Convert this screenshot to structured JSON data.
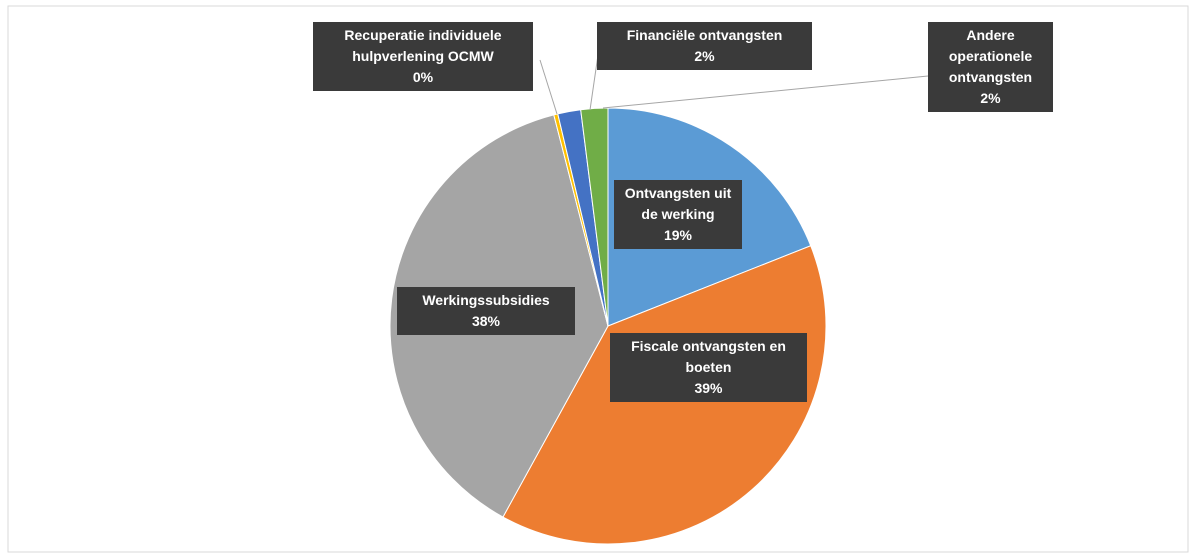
{
  "chart_data": {
    "type": "pie",
    "categories": [
      "Ontvangsten uit de werking",
      "Fiscale ontvangsten en boeten",
      "Werkingssubsidies",
      "Recuperatie individuele hulpverlening OCMW",
      "Andere operationele ontvangsten",
      "Financiële ontvangsten"
    ],
    "values": [
      19,
      39,
      38,
      0.3,
      1.7,
      2
    ],
    "value_labels": [
      "19%",
      "39%",
      "38%",
      "0%",
      "2%",
      "2%"
    ],
    "colors": [
      "#5b9bd5",
      "#ed7d31",
      "#a5a5a5",
      "#ffc000",
      "#4472c4",
      "#70ad47"
    ]
  }
}
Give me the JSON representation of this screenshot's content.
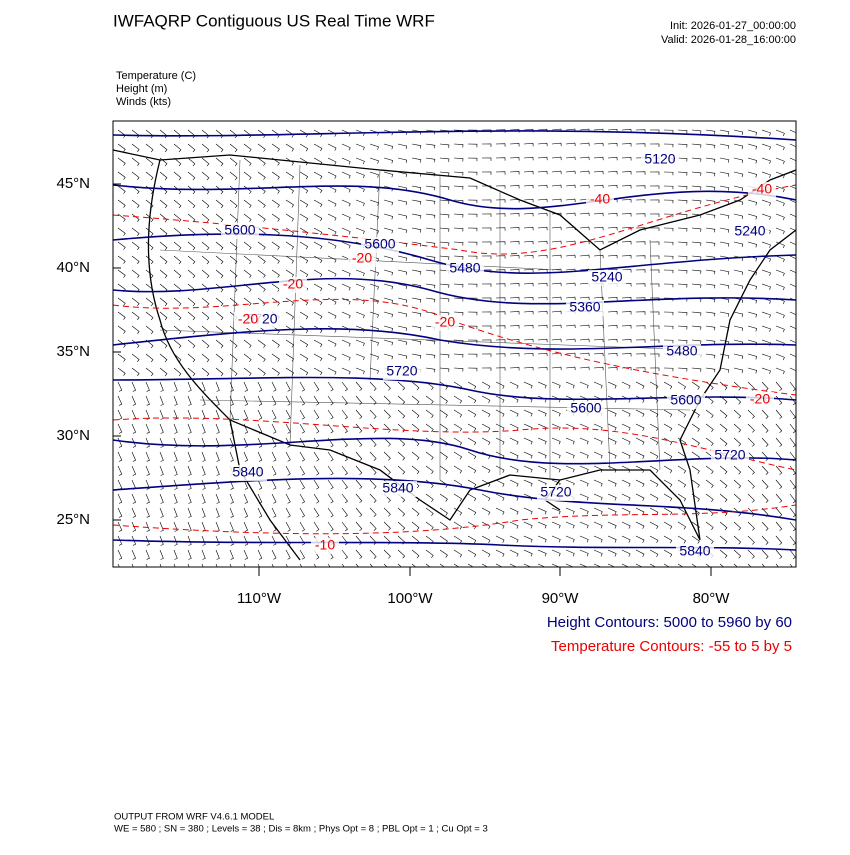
{
  "header": {
    "title": "IWFAQRP Contiguous US Real Time WRF",
    "init": "Init: 2026-01-27_00:00:00",
    "valid": "Valid: 2026-01-28_16:00:00"
  },
  "fields": [
    "Temperature   (C)",
    "Height   (m)",
    "Winds   (kts)"
  ],
  "lat_labels": [
    "45°N",
    "40°N",
    "35°N",
    "30°N",
    "25°N"
  ],
  "lon_labels": [
    "110°W",
    "100°W",
    "90°W",
    "80°W"
  ],
  "height_labels": [
    "5120",
    "5240",
    "5600",
    "5600",
    "5480",
    "5240",
    "5360",
    "5720",
    "5480",
    "5720",
    "5600",
    "5600",
    "5720",
    "5840",
    "5840",
    "5720",
    "5840"
  ],
  "temp_labels": [
    "-40",
    "-40",
    "-20",
    "-20",
    "-20",
    "-20",
    "-20",
    "-10"
  ],
  "contour_info": {
    "height": "Height Contours: 5000 to 5960 by 60",
    "temperature": "Temperature Contours: -55 to 5 by 5"
  },
  "footer": {
    "line1": "OUTPUT FROM WRF V4.6.1 MODEL",
    "line2": "WE = 580 ; SN = 380 ; Levels = 38 ; Dis = 8km ; Phys Opt = 8 ; PBL Opt = 1 ; Cu Opt = 3"
  }
}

+++

• Task directions: Pictures don't belong in the copy. Restate all the entries exactly.

• Exercise solution:
Convert this screenshot to structured JSON data.
{
  "chart_data": {
    "type": "pie",
    "categories": [
      "Ontvangsten uit de werking",
      "Fiscale ontvangsten en boeten",
      "Werkingssubsidies",
      "Recuperatie individuele hulpverlening OCMW",
      "Andere operationele ontvangsten",
      "Financiële ontvangsten"
    ],
    "values": [
      19,
      39,
      38,
      0.3,
      1.7,
      2
    ],
    "value_labels": [
      "19%",
      "39%",
      "38%",
      "0%",
      "2%",
      "2%"
    ],
    "colors": [
      "#5b9bd5",
      "#ed7d31",
      "#a5a5a5",
      "#ffc000",
      "#4472c4",
      "#70ad47"
    ]
  }
}
Give me the JSON representation of this screenshot's content.
{
  "header": {
    "title": "IWFAQRP Contiguous US Real Time WRF",
    "init": "Init: 2026-01-27_00:00:00",
    "valid": "Valid: 2026-01-28_16:00:00"
  },
  "fields": [
    "Temperature   (C)",
    "Height   (m)",
    "Winds   (kts)"
  ],
  "lat_labels": [
    "45°N",
    "40°N",
    "35°N",
    "30°N",
    "25°N"
  ],
  "lon_labels": [
    "110°W",
    "100°W",
    "90°W",
    "80°W"
  ],
  "height_labels": [
    "5120",
    "5240",
    "5600",
    "5600",
    "5480",
    "5240",
    "5360",
    "5720",
    "5480",
    "5720",
    "5600",
    "5600",
    "5720",
    "5840",
    "5840",
    "5720",
    "5840"
  ],
  "temp_labels": [
    "-40",
    "-40",
    "-20",
    "-20",
    "-20",
    "-20",
    "-20",
    "-10"
  ],
  "contour_info": {
    "height": "Height Contours: 5000 to 5960 by 60",
    "temperature": "Temperature Contours: -55 to 5 by 5"
  },
  "footer": {
    "line1": "OUTPUT FROM WRF V4.6.1 MODEL",
    "line2": "WE = 580 ; SN = 380 ; Levels = 38 ; Dis = 8km ; Phys Opt = 8 ; PBL Opt = 1 ; Cu Opt = 3"
  }
}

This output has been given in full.